#### The data ####
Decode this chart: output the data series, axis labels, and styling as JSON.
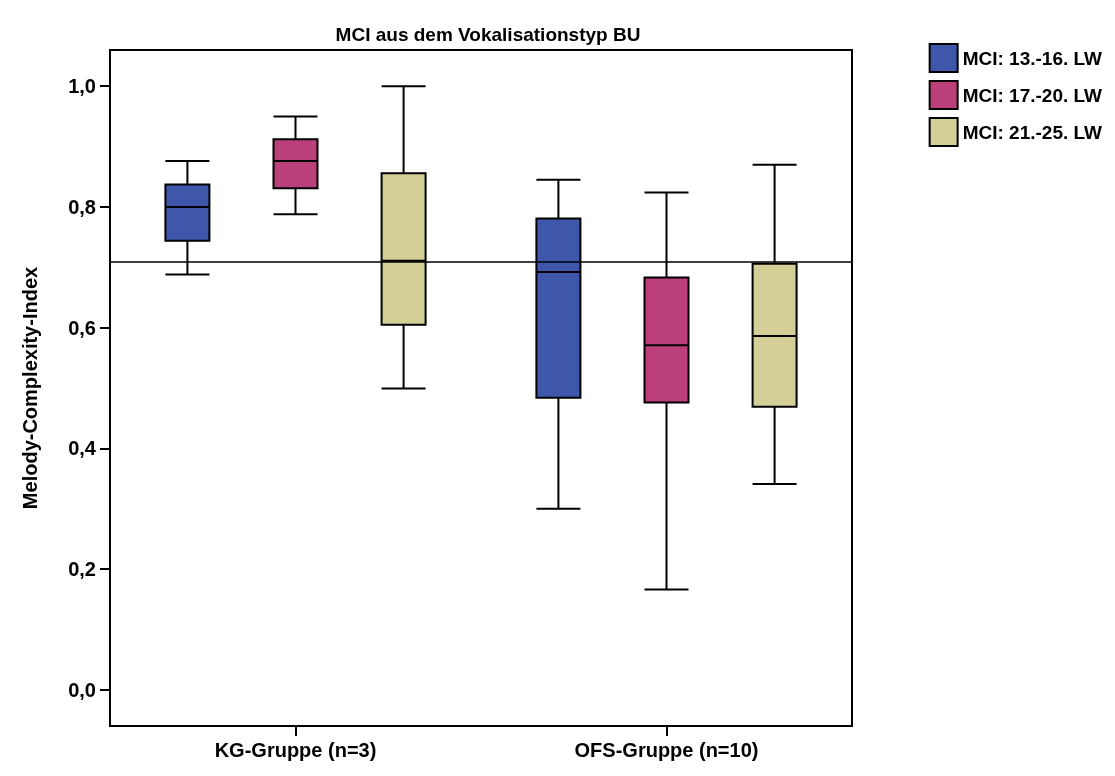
{
  "chart_data": {
    "type": "box",
    "title": "MCI aus dem Vokalisationstyp BU",
    "ylabel": "Melody-Complexity-Index",
    "categories": [
      "KG-Gruppe (n=3)",
      "OFS-Gruppe (n=10)"
    ],
    "ylim": [
      -0.06,
      1.06
    ],
    "yticks": [
      {
        "value": 0,
        "label": "0,0"
      },
      {
        "value": 0.2,
        "label": "0,2"
      },
      {
        "value": 0.4,
        "label": "0,4"
      },
      {
        "value": 0.6,
        "label": "0,6"
      },
      {
        "value": 0.8,
        "label": "0,8"
      },
      {
        "value": 1,
        "label": "1,0"
      }
    ],
    "series": [
      {
        "name": "MCI: 13.-16. LW",
        "color": "#3f57ab",
        "boxes": [
          {
            "low": 0.688,
            "q1": 0.744,
            "median": 0.8,
            "q3": 0.837,
            "high": 0.876
          },
          {
            "low": 0.3,
            "q1": 0.484,
            "median": 0.692,
            "q3": 0.781,
            "high": 0.845
          }
        ]
      },
      {
        "name": "MCI: 17.-20. LW",
        "color": "#bb3f7b",
        "boxes": [
          {
            "low": 0.788,
            "q1": 0.831,
            "median": 0.876,
            "q3": 0.912,
            "high": 0.95
          },
          {
            "low": 0.166,
            "q1": 0.476,
            "median": 0.571,
            "q3": 0.683,
            "high": 0.824
          }
        ]
      },
      {
        "name": "MCI: 21.-25. LW",
        "color": "#d4cf97",
        "boxes": [
          {
            "low": 0.499,
            "q1": 0.605,
            "median": 0.711,
            "q3": 0.856,
            "high": 1.0
          },
          {
            "low": 0.341,
            "q1": 0.469,
            "median": 0.586,
            "q3": 0.706,
            "high": 0.87
          }
        ]
      }
    ],
    "ref_lines": [
      {
        "axis": "y",
        "value": 0.71
      }
    ],
    "legend": "top right"
  }
}
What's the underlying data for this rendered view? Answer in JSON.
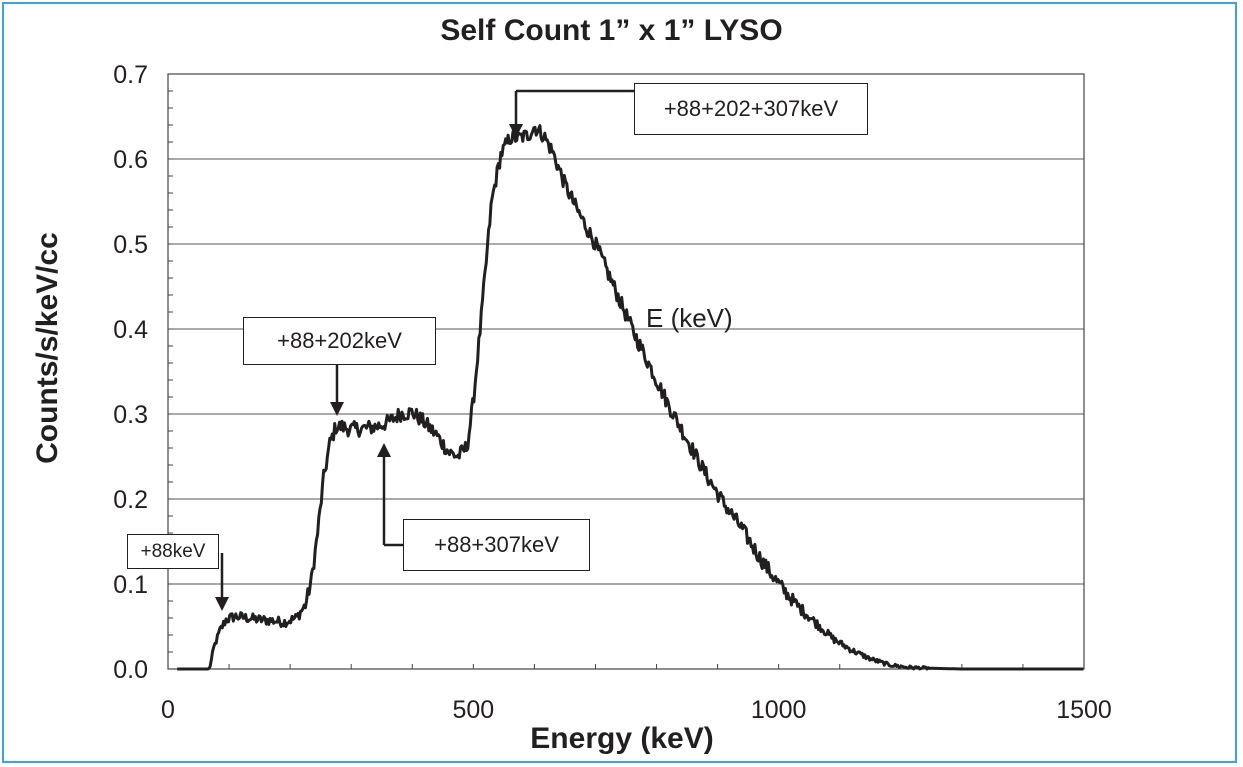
{
  "chart_data": {
    "type": "line",
    "title": "Self Count 1” x 1” LYSO",
    "xlabel": "Energy (keV)",
    "ylabel": "Counts/s/keV/cc",
    "xlim": [
      0,
      1500
    ],
    "ylim": [
      0.0,
      0.7
    ],
    "x_ticks": [
      "0",
      "500",
      "1000",
      "1500"
    ],
    "y_ticks": [
      "0.0",
      "0.1",
      "0.2",
      "0.3",
      "0.4",
      "0.5",
      "0.6",
      "0.7"
    ],
    "grid": "horizontal",
    "series": [
      {
        "x": [
          15,
          60,
          68,
          75,
          85,
          95,
          110,
          130,
          150,
          170,
          190,
          210,
          225,
          235,
          245,
          255,
          265,
          275,
          285,
          300,
          320,
          340,
          360,
          380,
          400,
          420,
          440,
          460,
          475,
          490,
          500,
          510,
          520,
          530,
          545,
          560,
          575,
          590,
          600,
          615,
          630,
          650,
          670,
          700,
          730,
          760,
          790,
          820,
          850,
          880,
          910,
          940,
          970,
          1000,
          1030,
          1060,
          1090,
          1120,
          1150,
          1180,
          1210,
          1240,
          1300,
          1400,
          1500
        ],
        "y": [
          0.0,
          0.0,
          0.0,
          0.025,
          0.045,
          0.058,
          0.062,
          0.06,
          0.058,
          0.057,
          0.055,
          0.06,
          0.075,
          0.105,
          0.16,
          0.225,
          0.265,
          0.285,
          0.285,
          0.282,
          0.283,
          0.285,
          0.29,
          0.3,
          0.302,
          0.29,
          0.275,
          0.255,
          0.25,
          0.262,
          0.315,
          0.39,
          0.47,
          0.55,
          0.605,
          0.625,
          0.625,
          0.628,
          0.638,
          0.628,
          0.608,
          0.57,
          0.54,
          0.5,
          0.45,
          0.4,
          0.355,
          0.31,
          0.27,
          0.23,
          0.195,
          0.165,
          0.13,
          0.1,
          0.075,
          0.055,
          0.035,
          0.022,
          0.012,
          0.005,
          0.002,
          0.001,
          0.0,
          0.0,
          0.0
        ]
      }
    ],
    "annotations": [
      {
        "text": "+88keV",
        "x": 93,
        "y": 0.068
      },
      {
        "text": "+88+202keV",
        "x": 282,
        "y": 0.3
      },
      {
        "text": "+88+307keV",
        "x": 357,
        "y": 0.265
      },
      {
        "text": "+88+202+307keV",
        "x": 574,
        "y": 0.633
      }
    ],
    "floating_label": "E (keV)"
  }
}
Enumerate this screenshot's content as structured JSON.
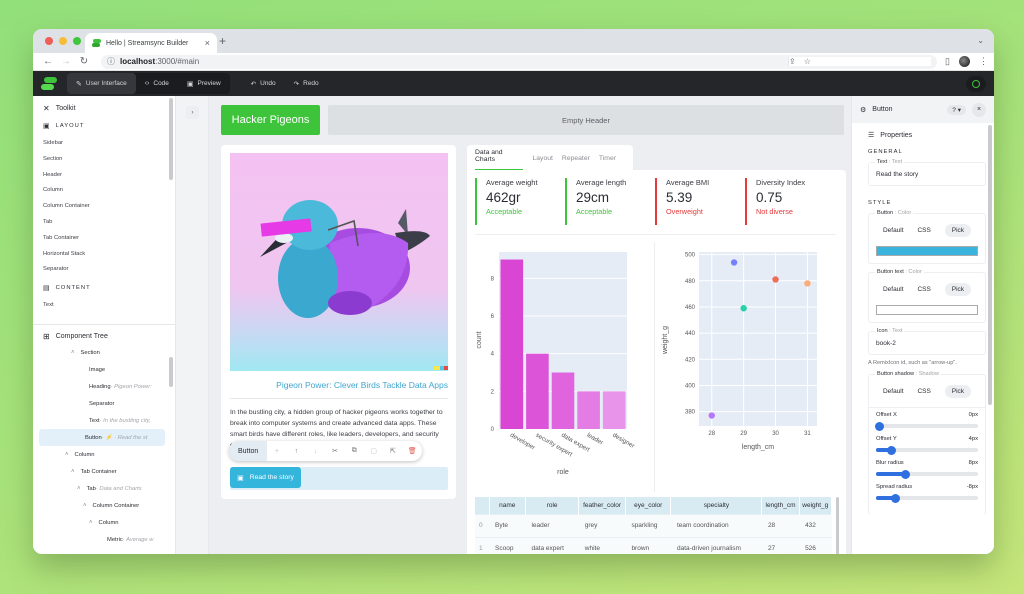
{
  "browser": {
    "tab_title": "Hello | Streamsync Builder",
    "url_host": "localhost",
    "url_path": ":3000/#main",
    "traffic_lights": [
      "#ee5f57",
      "#f6bd3b",
      "#3ec63c"
    ]
  },
  "topbar": {
    "modes": [
      {
        "icon": "brush",
        "label": "User Interface",
        "active": true
      },
      {
        "icon": "code",
        "label": "Code",
        "active": false
      },
      {
        "icon": "preview",
        "label": "Preview",
        "active": false
      }
    ],
    "undo_label": "Undo",
    "redo_label": "Redo"
  },
  "toolkit": {
    "title": "Toolkit",
    "layout_section": "LAYOUT",
    "layout_items": [
      "Sidebar",
      "Section",
      "Header",
      "Column",
      "Column Container",
      "Tab",
      "Tab Container",
      "Horizontal Stack",
      "Separator"
    ],
    "content_section": "CONTENT",
    "content_items": [
      "Text"
    ]
  },
  "component_tree": {
    "title": "Component Tree",
    "rows": [
      {
        "indent": 28,
        "caret": "˄",
        "label": "Section",
        "sub": ""
      },
      {
        "indent": 46,
        "caret": "",
        "label": "Image",
        "sub": ""
      },
      {
        "indent": 46,
        "caret": "",
        "label": "Heading",
        "sub": " · Pigeon Power:"
      },
      {
        "indent": 46,
        "caret": "",
        "label": "Separator",
        "sub": ""
      },
      {
        "indent": 46,
        "caret": "",
        "label": "Text",
        "sub": " · In the bustling city,"
      },
      {
        "indent": 46,
        "caret": "",
        "label": "Button",
        "sub": " · ⚡ · Read the st",
        "selected": true
      },
      {
        "indent": 22,
        "caret": "˄",
        "label": "Column",
        "sub": ""
      },
      {
        "indent": 28,
        "caret": "˄",
        "label": "Tab Container",
        "sub": ""
      },
      {
        "indent": 34,
        "caret": "˄",
        "label": "Tab",
        "sub": " · Data and Charts"
      },
      {
        "indent": 40,
        "caret": "˄",
        "label": "Column Container",
        "sub": ""
      },
      {
        "indent": 46,
        "caret": "˄",
        "label": "Column",
        "sub": ""
      },
      {
        "indent": 64,
        "caret": "",
        "label": "Metric",
        "sub": " · Average w"
      }
    ]
  },
  "canvas": {
    "header_title": "Hacker Pigeons",
    "empty_header": "Empty Header",
    "heading": "Pigeon Power: Clever Birds Tackle Data Apps",
    "paragraph": "In the bustling city, a hidden group of hacker pigeons works together to break into computer systems and create advanced data apps. These smart birds have different roles, like leaders, developers, and security experts, all working together with their",
    "floating_toolbar": {
      "label": "Button",
      "icons": [
        "add",
        "move-up",
        "move-down",
        "cut",
        "copy",
        "paste",
        "go-to-parent",
        "delete"
      ]
    },
    "story_button": "Read the story",
    "tabs": [
      "Data and Charts",
      "Layout",
      "Repeater",
      "Timer"
    ],
    "metrics": [
      {
        "name": "Average weight",
        "value": "462gr",
        "status": "Acceptable",
        "good": true
      },
      {
        "name": "Average length",
        "value": "29cm",
        "status": "Acceptable",
        "good": true
      },
      {
        "name": "Average BMI",
        "value": "5.39",
        "status": "Overweight",
        "good": false
      },
      {
        "name": "Diversity Index",
        "value": "0.75",
        "status": "Not diverse",
        "good": false
      }
    ],
    "table": {
      "columns": [
        "",
        "name",
        "role",
        "feather_color",
        "eye_color",
        "specialty",
        "length_cm",
        "weight_g"
      ],
      "rows": [
        [
          "0",
          "Byte",
          "leader",
          "grey",
          "sparkling",
          "team coordination",
          "28",
          "432"
        ],
        [
          "1",
          "Scoop",
          "data expert",
          "white",
          "brown",
          "data-driven journalism",
          "27",
          "526"
        ]
      ]
    }
  },
  "chart_data": [
    {
      "type": "bar",
      "title": "",
      "categories": [
        "developer",
        "security expert",
        "data expert",
        "leader",
        "designer"
      ],
      "values": [
        9,
        4,
        3,
        2,
        2
      ],
      "xlabel": "role",
      "ylabel": "count",
      "ylim": [
        0,
        9.4
      ],
      "yticks": [
        0,
        2,
        4,
        6,
        8
      ],
      "colors": [
        "#d946d4",
        "#dc55d9",
        "#df64de",
        "#e37de4",
        "#e794ea"
      ],
      "grid": true
    },
    {
      "type": "scatter",
      "title": "",
      "xlabel": "length_cm",
      "ylabel": "weight_g",
      "xticks": [
        28,
        29,
        30,
        31
      ],
      "yticks": [
        380,
        400,
        420,
        440,
        460,
        480,
        500
      ],
      "xlim": [
        27.6,
        31.3
      ],
      "ylim": [
        369,
        502
      ],
      "points": [
        {
          "x": 28,
          "y": 377,
          "color": "#ab63fa"
        },
        {
          "x": 28.7,
          "y": 494,
          "color": "#636efa"
        },
        {
          "x": 29,
          "y": 459,
          "color": "#00cc96"
        },
        {
          "x": 30,
          "y": 481,
          "color": "#ef553b"
        },
        {
          "x": 31,
          "y": 478,
          "color": "#ffa15a"
        }
      ],
      "grid": true
    }
  ],
  "settings": {
    "component": "Button",
    "help": "?",
    "properties_title": "Properties",
    "general_section": "GENERAL",
    "text_field": {
      "label": "Text",
      "type": "Text",
      "value": "Read the story"
    },
    "style_section": "STYLE",
    "button_color": {
      "label": "Button",
      "type": "Color",
      "options": [
        "Default",
        "CSS",
        "Pick"
      ],
      "value": "#3bb4dd"
    },
    "button_text_color": {
      "label": "Button text",
      "type": "Color",
      "options": [
        "Default",
        "CSS",
        "Pick"
      ],
      "value": "#ffffff"
    },
    "icon_field": {
      "label": "Icon",
      "type": "Text",
      "value": "book-2",
      "hint": "A RemixIcon id, such as \"arrow-up\"."
    },
    "shadow": {
      "label": "Button shadow",
      "type": "Shadow",
      "options": [
        "Default",
        "CSS",
        "Pick"
      ]
    },
    "sliders": [
      {
        "label": "Offset X",
        "value": "0px",
        "pct": 2
      },
      {
        "label": "Offset Y",
        "value": "4px",
        "pct": 14
      },
      {
        "label": "Blur radius",
        "value": "8px",
        "pct": 27
      },
      {
        "label": "Spread radius",
        "value": "-8px",
        "pct": 18
      }
    ]
  }
}
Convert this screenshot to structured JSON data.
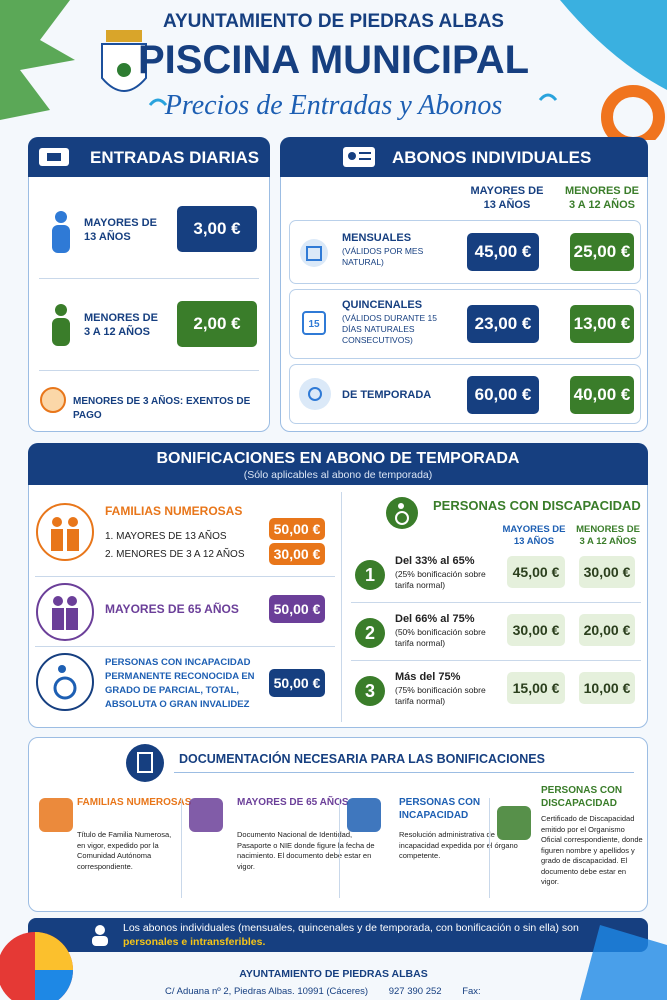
####
**Aim:** Only a number is wanted: how many lines above include "Index"?

**Complete output:** 2